Saved entries:
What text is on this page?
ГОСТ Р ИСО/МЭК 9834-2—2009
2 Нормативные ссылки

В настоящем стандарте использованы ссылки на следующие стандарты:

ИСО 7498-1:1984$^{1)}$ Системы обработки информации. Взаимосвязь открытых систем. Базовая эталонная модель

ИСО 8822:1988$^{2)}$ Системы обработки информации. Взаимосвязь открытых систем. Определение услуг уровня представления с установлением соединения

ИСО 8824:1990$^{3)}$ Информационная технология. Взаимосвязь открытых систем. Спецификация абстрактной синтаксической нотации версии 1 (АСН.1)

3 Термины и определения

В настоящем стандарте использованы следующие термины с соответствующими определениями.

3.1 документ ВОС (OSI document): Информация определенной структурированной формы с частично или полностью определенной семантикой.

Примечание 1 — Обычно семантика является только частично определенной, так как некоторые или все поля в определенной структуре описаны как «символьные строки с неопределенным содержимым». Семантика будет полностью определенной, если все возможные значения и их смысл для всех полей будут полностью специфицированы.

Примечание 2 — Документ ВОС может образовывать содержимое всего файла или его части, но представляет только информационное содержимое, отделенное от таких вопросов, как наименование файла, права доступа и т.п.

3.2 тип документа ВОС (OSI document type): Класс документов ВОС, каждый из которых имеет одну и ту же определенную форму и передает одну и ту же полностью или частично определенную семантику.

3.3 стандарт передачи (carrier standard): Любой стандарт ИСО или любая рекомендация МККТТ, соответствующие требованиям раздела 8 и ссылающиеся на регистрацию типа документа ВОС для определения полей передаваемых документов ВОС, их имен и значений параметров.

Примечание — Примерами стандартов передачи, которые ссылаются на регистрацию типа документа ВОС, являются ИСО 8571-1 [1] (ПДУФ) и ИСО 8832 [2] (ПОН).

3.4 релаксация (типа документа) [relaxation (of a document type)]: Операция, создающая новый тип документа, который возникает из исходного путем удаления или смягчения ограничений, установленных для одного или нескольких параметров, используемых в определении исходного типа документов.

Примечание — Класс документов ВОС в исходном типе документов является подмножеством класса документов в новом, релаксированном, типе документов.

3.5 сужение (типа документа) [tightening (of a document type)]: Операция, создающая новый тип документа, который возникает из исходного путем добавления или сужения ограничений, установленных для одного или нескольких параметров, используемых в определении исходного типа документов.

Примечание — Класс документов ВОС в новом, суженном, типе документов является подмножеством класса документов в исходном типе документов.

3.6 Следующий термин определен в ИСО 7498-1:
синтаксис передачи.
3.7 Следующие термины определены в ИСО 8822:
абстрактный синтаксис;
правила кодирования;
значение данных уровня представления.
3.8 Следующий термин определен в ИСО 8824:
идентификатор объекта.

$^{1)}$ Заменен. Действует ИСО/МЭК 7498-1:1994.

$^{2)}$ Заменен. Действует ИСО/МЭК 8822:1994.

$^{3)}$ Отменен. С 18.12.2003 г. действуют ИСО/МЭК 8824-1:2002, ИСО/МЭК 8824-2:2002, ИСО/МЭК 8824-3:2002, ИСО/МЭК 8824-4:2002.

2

What the task requires =
Find every line in the records that contains the word "Системы"; copy those lines.

Full response =
ИСО 7498-1:1984$^{1)}$ Системы обработки информации. Взаимосвязь открытых систем. Базовая эталонная модель
ИСО 8822:1988$^{2)}$ Системы обработки информации. Взаимосвязь открытых систем. Определение услуг уровня представления с установлением соединения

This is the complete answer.